==== Records to use

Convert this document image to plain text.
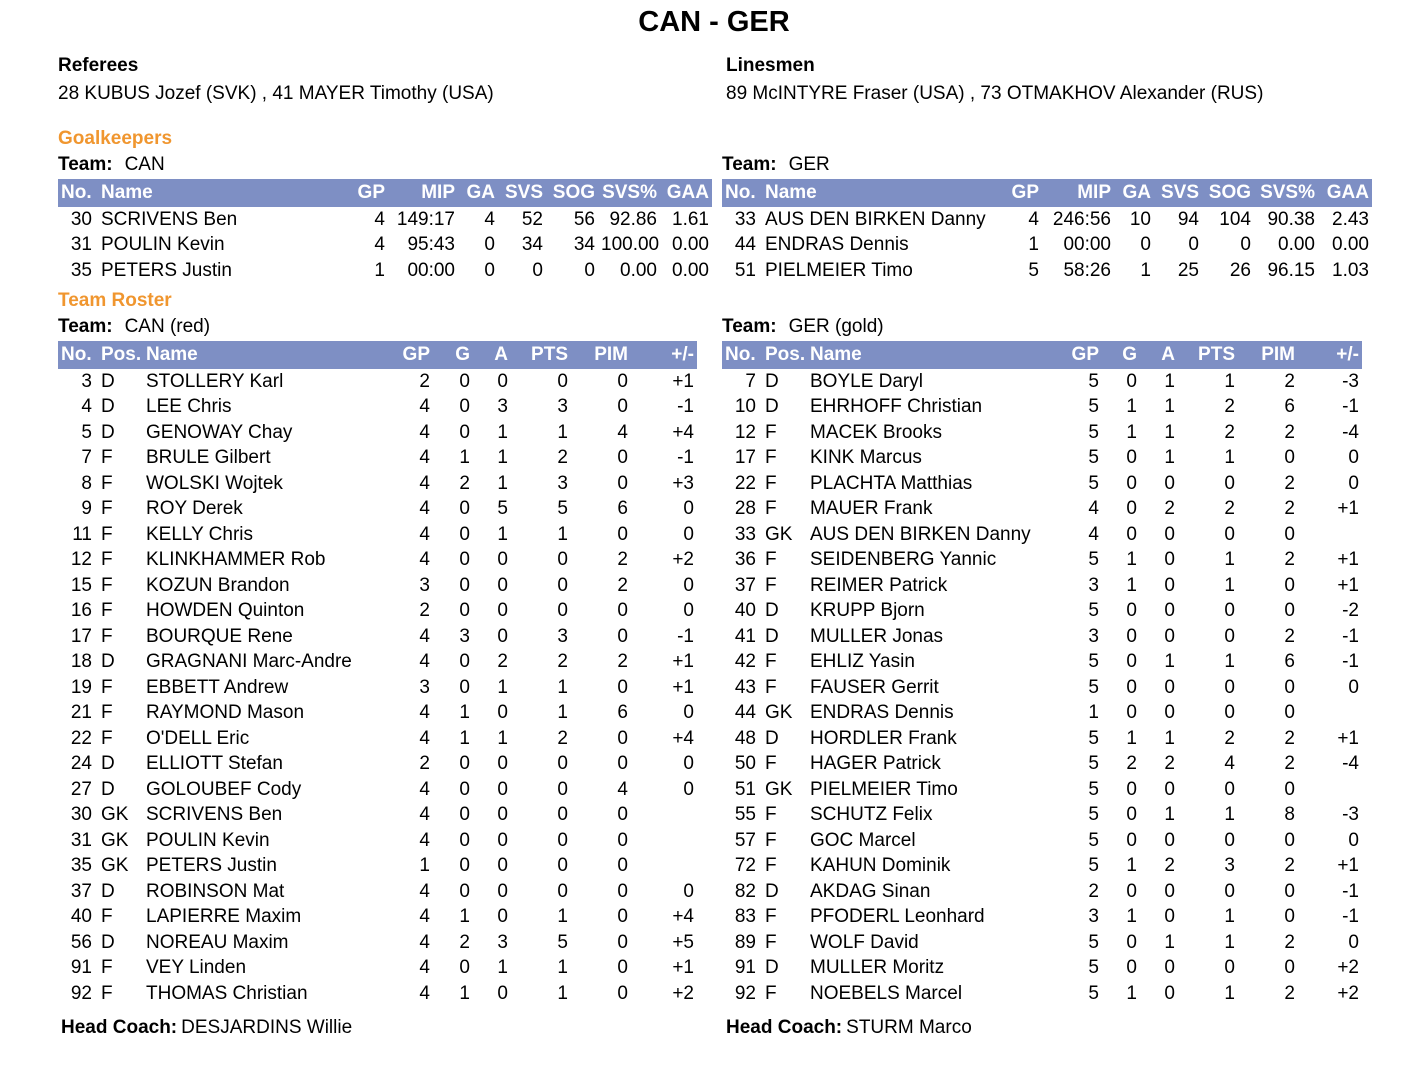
CAN - GER
Referees
28 KUBUS Jozef (SVK) , 41 MAYER Timothy (USA)
Linesmen
89 McINTYRE Fraser (USA) , 73 OTMAKHOV Alexander (RUS)
Goalkeepers
Team: CAN	Team: GER
No.	Name	GP	MIP	GA	SVS	SOG	SVS%	GAA
30	SCRIVENS Ben	4	149:17	4	52	56	92.86	1.61
31	POULIN Kevin	4	95:43	0	34	34	100.00	0.00
35	PETERS Justin	1	00:00	0	0	0	0.00	0.00
No.	Name	GP	MIP	GA	SVS	SOG	SVS%	GAA
33	AUS DEN BIRKEN Danny	4	246:56	10	94	104	90.38	2.43
44	ENDRAS Dennis	1	00:00	0	0	0	0.00	0.00
51	PIELMEIER Timo	5	58:26	1	25	26	96.15	1.03
Team Roster
Team: CAN (red)	Team: GER (gold)
No.	Pos.	Name	GP	G	A	PTS	PIM	+/-
3	D	STOLLERY Karl	2	0	0	0	0	+1
4	D	LEE Chris	4	0	3	3	0	-1
5	D	GENOWAY Chay	4	0	1	1	4	+4
7	F	BRULE Gilbert	4	1	1	2	0	-1
8	F	WOLSKI Wojtek	4	2	1	3	0	+3
9	F	ROY Derek	4	0	5	5	6	0
11	F	KELLY Chris	4	0	1	1	0	0
12	F	KLINKHAMMER Rob	4	0	0	0	2	+2
15	F	KOZUN Brandon	3	0	0	0	2	0
16	F	HOWDEN Quinton	2	0	0	0	0	0
17	F	BOURQUE Rene	4	3	0	3	0	-1
18	D	GRAGNANI Marc-Andre	4	0	2	2	2	+1
19	F	EBBETT Andrew	3	0	1	1	0	+1
21	F	RAYMOND Mason	4	1	0	1	6	0
22	F	O'DELL Eric	4	1	1	2	0	+4
24	D	ELLIOTT Stefan	2	0	0	0	0	0
27	D	GOLOUBEF Cody	4	0	0	0	4	0
30	GK	SCRIVENS Ben	4	0	0	0	0	
31	GK	POULIN Kevin	4	0	0	0	0	
35	GK	PETERS Justin	1	0	0	0	0	
37	D	ROBINSON Mat	4	0	0	0	0	0
40	F	LAPIERRE Maxim	4	1	0	1	0	+4
56	D	NOREAU Maxim	4	2	3	5	0	+5
91	F	VEY Linden	4	0	1	1	0	+1
92	F	THOMAS Christian	4	1	0	1	0	+2
No.	Pos.	Name	GP	G	A	PTS	PIM	+/-
7	D	BOYLE Daryl	5	0	1	1	2	-3
10	D	EHRHOFF Christian	5	1	1	2	6	-1
12	F	MACEK Brooks	5	1	1	2	2	-4
17	F	KINK Marcus	5	0	1	1	0	0
22	F	PLACHTA Matthias	5	0	0	0	2	0
28	F	MAUER Frank	4	0	2	2	2	+1
33	GK	AUS DEN BIRKEN Danny	4	0	0	0	0	
36	F	SEIDENBERG Yannic	5	1	0	1	2	+1
37	F	REIMER Patrick	3	1	0	1	0	+1
40	D	KRUPP Bjorn	5	0	0	0	0	-2
41	D	MULLER Jonas	3	0	0	0	2	-1
42	F	EHLIZ Yasin	5	0	1	1	6	-1
43	F	FAUSER Gerrit	5	0	0	0	0	0
44	GK	ENDRAS Dennis	1	0	0	0	0	
48	D	HORDLER Frank	5	1	1	2	2	+1
50	F	HAGER Patrick	5	2	2	4	2	-4
51	GK	PIELMEIER Timo	5	0	0	0	0	
55	F	SCHUTZ Felix	5	0	1	1	8	-3
57	F	GOC Marcel	5	0	0	0	0	0
72	F	KAHUN Dominik	5	1	2	3	2	+1
82	D	AKDAG Sinan	2	0	0	0	0	-1
83	F	PFODERL Leonhard	3	1	0	1	0	-1
89	F	WOLF David	5	0	1	1	2	0
91	D	MULLER Moritz	5	0	0	0	0	+2
92	F	NOEBELS Marcel	5	1	0	1	2	+2
Head Coach: DESJARDINS Willie	Head Coach: STURM Marco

========

Aim: Please repeat the entries exactly. Do not include the pictures.

Solution below:
Convert this document image to plain text.
CAN - GER
Referees
28 KUBUS Jozef (SVK) , 41 MAYER Timothy (USA)
Linesmen
89 McINTYRE Fraser (USA) , 73 OTMAKHOV Alexander (RUS)
Goalkeepers
Team: CAN	Team: GER
No.	Name	GP	MIP	GA	SVS	SOG	SVS%	GAA
30	SCRIVENS Ben	4	149:17	4	52	56	92.86	1.61
31	POULIN Kevin	4	95:43	0	34	34	100.00	0.00
35	PETERS Justin	1	00:00	0	0	0	0.00	0.00
No.	Name	GP	MIP	GA	SVS	SOG	SVS%	GAA
33	AUS DEN BIRKEN Danny	4	246:56	10	94	104	90.38	2.43
44	ENDRAS Dennis	1	00:00	0	0	0	0.00	0.00
51	PIELMEIER Timo	5	58:26	1	25	26	96.15	1.03
Team Roster
Team: CAN (red)	Team: GER (gold)
No.	Pos.	Name	GP	G	A	PTS	PIM	+/-
3	D	STOLLERY Karl	2	0	0	0	0	+1
4	D	LEE Chris	4	0	3	3	0	-1
5	D	GENOWAY Chay	4	0	1	1	4	+4
7	F	BRULE Gilbert	4	1	1	2	0	-1
8	F	WOLSKI Wojtek	4	2	1	3	0	+3
9	F	ROY Derek	4	0	5	5	6	0
11	F	KELLY Chris	4	0	1	1	0	0
12	F	KLINKHAMMER Rob	4	0	0	0	2	+2
15	F	KOZUN Brandon	3	0	0	0	2	0
16	F	HOWDEN Quinton	2	0	0	0	0	0
17	F	BOURQUE Rene	4	3	0	3	0	-1
18	D	GRAGNANI Marc-Andre	4	0	2	2	2	+1
19	F	EBBETT Andrew	3	0	1	1	0	+1
21	F	RAYMOND Mason	4	1	0	1	6	0
22	F	O'DELL Eric	4	1	1	2	0	+4
24	D	ELLIOTT Stefan	2	0	0	0	0	0
27	D	GOLOUBEF Cody	4	0	0	0	4	0
30	GK	SCRIVENS Ben	4	0	0	0	0	
31	GK	POULIN Kevin	4	0	0	0	0	
35	GK	PETERS Justin	1	0	0	0	0	
37	D	ROBINSON Mat	4	0	0	0	0	0
40	F	LAPIERRE Maxim	4	1	0	1	0	+4
56	D	NOREAU Maxim	4	2	3	5	0	+5
91	F	VEY Linden	4	0	1	1	0	+1
92	F	THOMAS Christian	4	1	0	1	0	+2
No.	Pos.	Name	GP	G	A	PTS	PIM	+/-
7	D	BOYLE Daryl	5	0	1	1	2	-3
10	D	EHRHOFF Christian	5	1	1	2	6	-1
12	F	MACEK Brooks	5	1	1	2	2	-4
17	F	KINK Marcus	5	0	1	1	0	0
22	F	PLACHTA Matthias	5	0	0	0	2	0
28	F	MAUER Frank	4	0	2	2	2	+1
33	GK	AUS DEN BIRKEN Danny	4	0	0	0	0	
36	F	SEIDENBERG Yannic	5	1	0	1	2	+1
37	F	REIMER Patrick	3	1	0	1	0	+1
40	D	KRUPP Bjorn	5	0	0	0	0	-2
41	D	MULLER Jonas	3	0	0	0	2	-1
42	F	EHLIZ Yasin	5	0	1	1	6	-1
43	F	FAUSER Gerrit	5	0	0	0	0	0
44	GK	ENDRAS Dennis	1	0	0	0	0	
48	D	HORDLER Frank	5	1	1	2	2	+1
50	F	HAGER Patrick	5	2	2	4	2	-4
51	GK	PIELMEIER Timo	5	0	0	0	0	
55	F	SCHUTZ Felix	5	0	1	1	8	-3
57	F	GOC Marcel	5	0	0	0	0	0
72	F	KAHUN Dominik	5	1	2	3	2	+1
82	D	AKDAG Sinan	2	0	0	0	0	-1
83	F	PFODERL Leonhard	3	1	0	1	0	-1
89	F	WOLF David	5	0	1	1	2	0
91	D	MULLER Moritz	5	0	0	0	0	+2
92	F	NOEBELS Marcel	5	1	0	1	2	+2
Head Coach: DESJARDINS Willie	Head Coach: STURM Marco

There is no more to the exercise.